§ **Work required**
Print every entry word for word, but omit the pictures.

##### Input #####

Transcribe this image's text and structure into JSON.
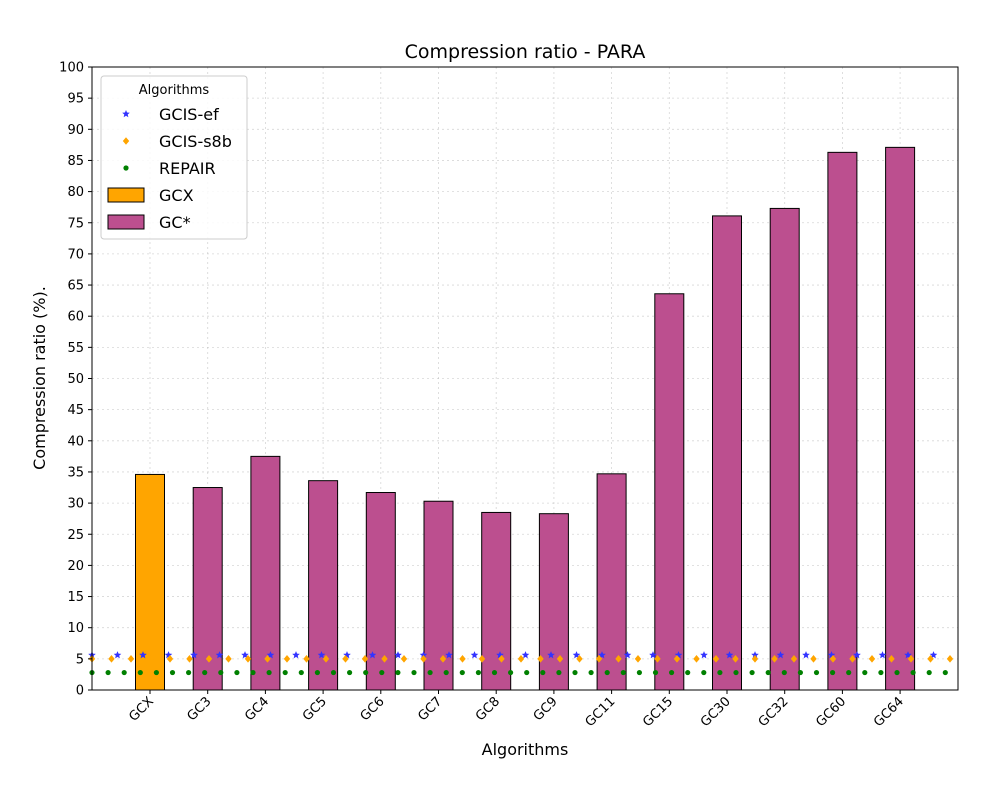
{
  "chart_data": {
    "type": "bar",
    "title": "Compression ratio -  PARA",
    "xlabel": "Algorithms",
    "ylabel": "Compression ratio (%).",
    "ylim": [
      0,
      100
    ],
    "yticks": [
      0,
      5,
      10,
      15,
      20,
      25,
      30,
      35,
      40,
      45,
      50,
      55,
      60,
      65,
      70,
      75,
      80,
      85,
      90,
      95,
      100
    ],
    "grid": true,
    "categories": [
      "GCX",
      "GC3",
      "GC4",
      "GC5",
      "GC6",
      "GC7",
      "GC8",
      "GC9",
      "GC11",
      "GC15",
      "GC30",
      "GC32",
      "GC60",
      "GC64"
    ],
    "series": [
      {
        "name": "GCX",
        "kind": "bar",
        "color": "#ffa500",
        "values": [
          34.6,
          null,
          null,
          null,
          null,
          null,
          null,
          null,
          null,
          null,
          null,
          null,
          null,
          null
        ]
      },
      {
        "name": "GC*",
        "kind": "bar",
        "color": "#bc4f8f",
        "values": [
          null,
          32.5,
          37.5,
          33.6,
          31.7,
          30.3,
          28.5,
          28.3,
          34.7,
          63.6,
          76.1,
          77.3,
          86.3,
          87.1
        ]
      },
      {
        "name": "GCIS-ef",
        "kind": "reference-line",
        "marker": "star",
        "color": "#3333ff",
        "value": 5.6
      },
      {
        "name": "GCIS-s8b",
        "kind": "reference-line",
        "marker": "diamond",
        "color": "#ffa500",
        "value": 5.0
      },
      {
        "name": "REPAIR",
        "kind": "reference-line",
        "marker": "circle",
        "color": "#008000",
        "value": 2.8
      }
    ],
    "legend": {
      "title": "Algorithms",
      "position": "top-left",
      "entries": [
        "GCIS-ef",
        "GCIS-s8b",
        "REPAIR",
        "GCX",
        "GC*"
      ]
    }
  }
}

#####

§ **Exercise answer**
Transcribe this image's text and structure into JSON.
{
  "chart_data": {
    "type": "bar",
    "title": "Compression ratio -  PARA",
    "xlabel": "Algorithms",
    "ylabel": "Compression ratio (%).",
    "ylim": [
      0,
      100
    ],
    "yticks": [
      0,
      5,
      10,
      15,
      20,
      25,
      30,
      35,
      40,
      45,
      50,
      55,
      60,
      65,
      70,
      75,
      80,
      85,
      90,
      95,
      100
    ],
    "grid": true,
    "categories": [
      "GCX",
      "GC3",
      "GC4",
      "GC5",
      "GC6",
      "GC7",
      "GC8",
      "GC9",
      "GC11",
      "GC15",
      "GC30",
      "GC32",
      "GC60",
      "GC64"
    ],
    "series": [
      {
        "name": "GCX",
        "kind": "bar",
        "color": "#ffa500",
        "values": [
          34.6,
          null,
          null,
          null,
          null,
          null,
          null,
          null,
          null,
          null,
          null,
          null,
          null,
          null
        ]
      },
      {
        "name": "GC*",
        "kind": "bar",
        "color": "#bc4f8f",
        "values": [
          null,
          32.5,
          37.5,
          33.6,
          31.7,
          30.3,
          28.5,
          28.3,
          34.7,
          63.6,
          76.1,
          77.3,
          86.3,
          87.1
        ]
      },
      {
        "name": "GCIS-ef",
        "kind": "reference-line",
        "marker": "star",
        "color": "#3333ff",
        "value": 5.6
      },
      {
        "name": "GCIS-s8b",
        "kind": "reference-line",
        "marker": "diamond",
        "color": "#ffa500",
        "value": 5.0
      },
      {
        "name": "REPAIR",
        "kind": "reference-line",
        "marker": "circle",
        "color": "#008000",
        "value": 2.8
      }
    ],
    "legend": {
      "title": "Algorithms",
      "position": "top-left",
      "entries": [
        "GCIS-ef",
        "GCIS-s8b",
        "REPAIR",
        "GCX",
        "GC*"
      ]
    }
  }
}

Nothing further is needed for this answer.